## Begin Dataset content
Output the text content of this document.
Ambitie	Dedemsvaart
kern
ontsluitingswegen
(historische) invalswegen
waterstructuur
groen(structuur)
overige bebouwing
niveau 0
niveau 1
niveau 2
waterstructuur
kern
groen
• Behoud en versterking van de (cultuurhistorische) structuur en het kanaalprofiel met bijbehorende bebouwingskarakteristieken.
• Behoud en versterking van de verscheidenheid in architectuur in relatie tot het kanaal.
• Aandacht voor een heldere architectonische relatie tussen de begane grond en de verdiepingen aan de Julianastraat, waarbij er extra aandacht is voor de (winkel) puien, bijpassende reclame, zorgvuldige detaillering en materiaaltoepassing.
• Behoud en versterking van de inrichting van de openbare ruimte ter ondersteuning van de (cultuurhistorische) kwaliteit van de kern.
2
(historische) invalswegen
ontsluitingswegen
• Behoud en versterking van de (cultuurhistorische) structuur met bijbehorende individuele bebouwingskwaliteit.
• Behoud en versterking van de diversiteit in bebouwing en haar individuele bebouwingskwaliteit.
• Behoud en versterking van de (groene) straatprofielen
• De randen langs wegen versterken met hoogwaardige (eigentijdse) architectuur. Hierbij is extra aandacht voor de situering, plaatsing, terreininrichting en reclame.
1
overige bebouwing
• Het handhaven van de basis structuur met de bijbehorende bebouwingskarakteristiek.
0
## End Dataset content
## Begin Dataset content
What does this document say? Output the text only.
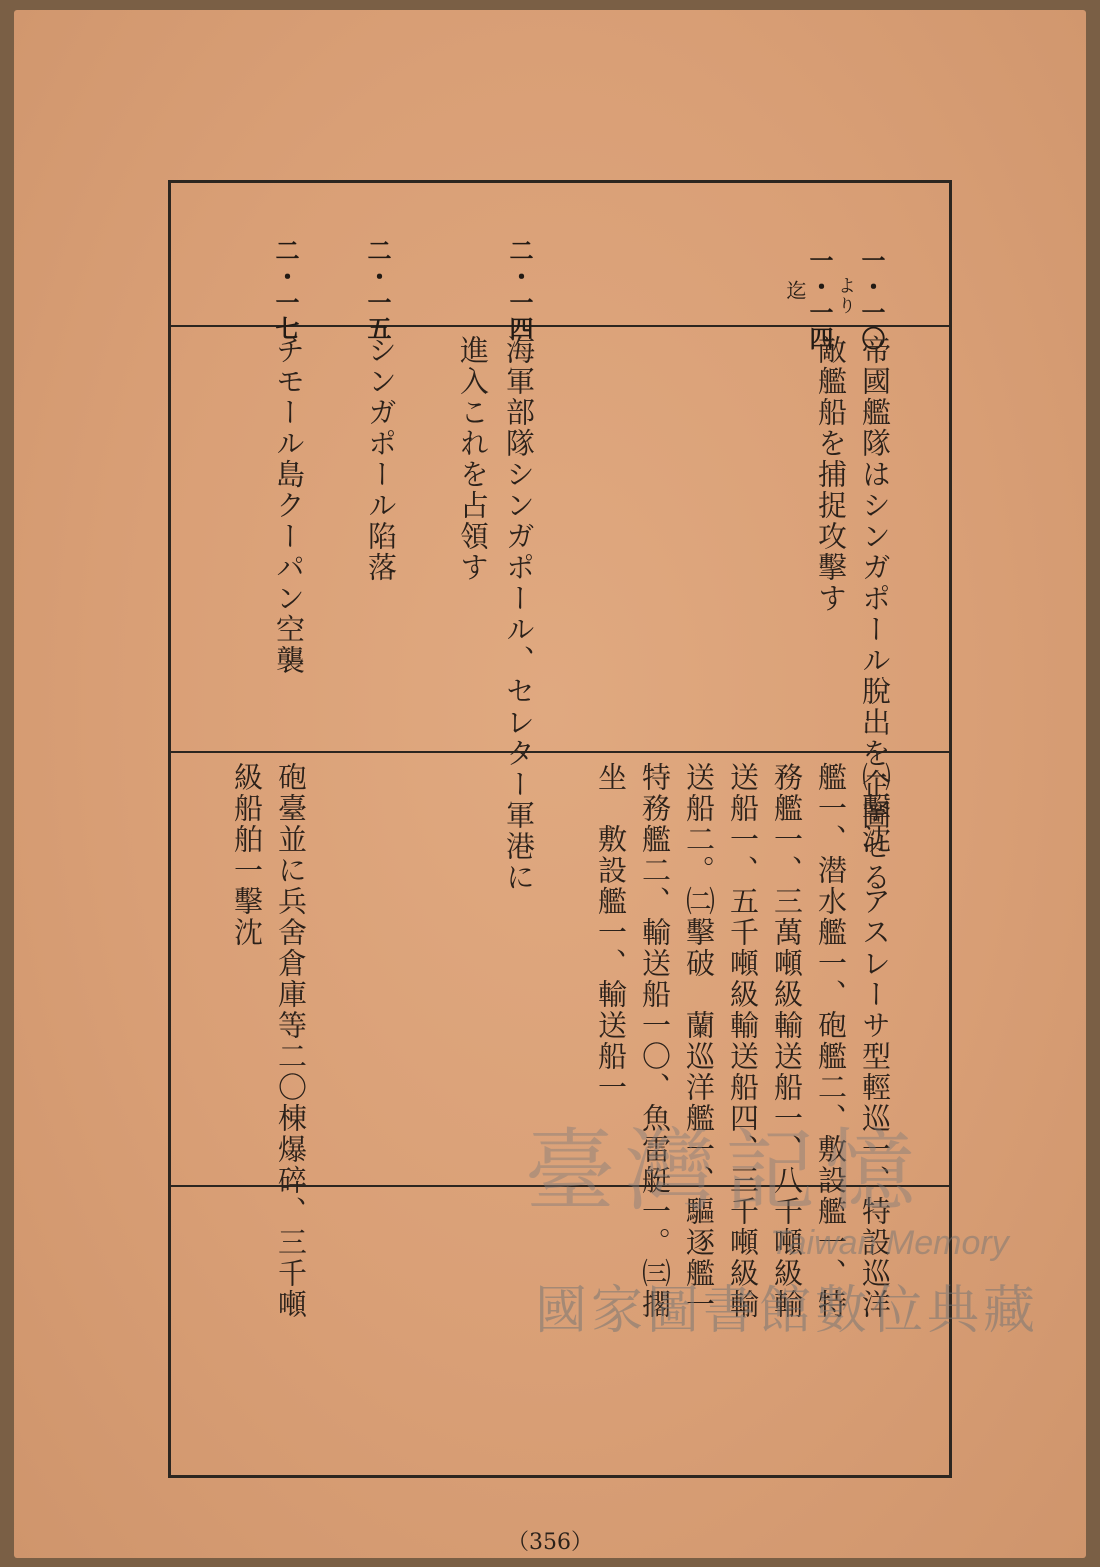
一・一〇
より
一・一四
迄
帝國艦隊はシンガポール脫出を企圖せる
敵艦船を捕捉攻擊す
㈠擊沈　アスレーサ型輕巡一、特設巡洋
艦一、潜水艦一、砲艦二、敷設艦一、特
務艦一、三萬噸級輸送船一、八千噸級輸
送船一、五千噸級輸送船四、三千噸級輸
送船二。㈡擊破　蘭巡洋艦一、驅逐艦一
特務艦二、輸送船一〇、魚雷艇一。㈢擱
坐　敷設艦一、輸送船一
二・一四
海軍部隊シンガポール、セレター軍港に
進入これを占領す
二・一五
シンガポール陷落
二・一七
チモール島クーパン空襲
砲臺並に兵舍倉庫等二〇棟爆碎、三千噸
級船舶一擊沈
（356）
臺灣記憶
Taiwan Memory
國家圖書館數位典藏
## End Dataset content
§ Exercise
Pull out every line of the records above that contains the word "architectuur".

§ Result for this task
• Behoud en versterking van de verscheidenheid in architectuur in relatie tot het kanaal.
• De randen langs wegen versterken met hoogwaardige (eigentijdse) architectuur. Hierbij is extra aandacht voor de situering, plaatsing, terreininrichting en reclame.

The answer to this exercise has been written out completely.